◆ TASK OBJECTIVE ◆
Work through the records below and tally every line containing "value". Reply with the total alone.

[START OF LISTED ENTRIES]

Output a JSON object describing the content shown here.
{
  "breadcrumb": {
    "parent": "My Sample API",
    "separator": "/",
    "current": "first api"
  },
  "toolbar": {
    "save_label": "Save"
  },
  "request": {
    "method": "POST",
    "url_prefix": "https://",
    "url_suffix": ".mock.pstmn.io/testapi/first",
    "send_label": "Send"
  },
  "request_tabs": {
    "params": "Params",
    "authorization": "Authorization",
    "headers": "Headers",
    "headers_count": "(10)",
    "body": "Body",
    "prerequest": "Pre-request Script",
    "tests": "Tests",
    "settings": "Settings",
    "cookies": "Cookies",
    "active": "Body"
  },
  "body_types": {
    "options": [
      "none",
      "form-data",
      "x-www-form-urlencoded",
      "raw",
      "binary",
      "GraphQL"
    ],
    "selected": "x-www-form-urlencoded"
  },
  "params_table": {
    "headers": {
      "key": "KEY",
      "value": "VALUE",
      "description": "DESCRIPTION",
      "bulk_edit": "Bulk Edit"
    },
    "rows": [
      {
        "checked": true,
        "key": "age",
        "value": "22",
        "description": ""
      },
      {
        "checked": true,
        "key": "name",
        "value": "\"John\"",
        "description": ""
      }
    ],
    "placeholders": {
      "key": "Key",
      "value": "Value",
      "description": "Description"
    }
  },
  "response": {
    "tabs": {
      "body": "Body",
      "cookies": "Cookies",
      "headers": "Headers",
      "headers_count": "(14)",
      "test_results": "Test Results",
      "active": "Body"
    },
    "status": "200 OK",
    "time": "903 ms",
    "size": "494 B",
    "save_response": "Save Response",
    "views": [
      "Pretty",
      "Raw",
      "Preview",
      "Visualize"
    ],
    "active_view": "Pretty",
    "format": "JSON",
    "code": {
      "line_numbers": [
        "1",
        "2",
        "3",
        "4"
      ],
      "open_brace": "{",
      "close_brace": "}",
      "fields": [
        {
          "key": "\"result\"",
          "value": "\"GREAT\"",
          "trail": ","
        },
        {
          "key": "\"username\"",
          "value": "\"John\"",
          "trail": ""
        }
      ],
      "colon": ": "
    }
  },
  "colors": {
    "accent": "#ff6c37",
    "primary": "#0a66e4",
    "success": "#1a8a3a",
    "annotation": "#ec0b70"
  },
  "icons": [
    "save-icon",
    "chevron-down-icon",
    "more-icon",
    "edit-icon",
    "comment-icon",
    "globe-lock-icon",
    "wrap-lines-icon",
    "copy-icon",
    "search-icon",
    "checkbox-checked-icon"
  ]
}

[END OF LISTED ENTRIES]

◆ EXERCISE ANSWER ◆
6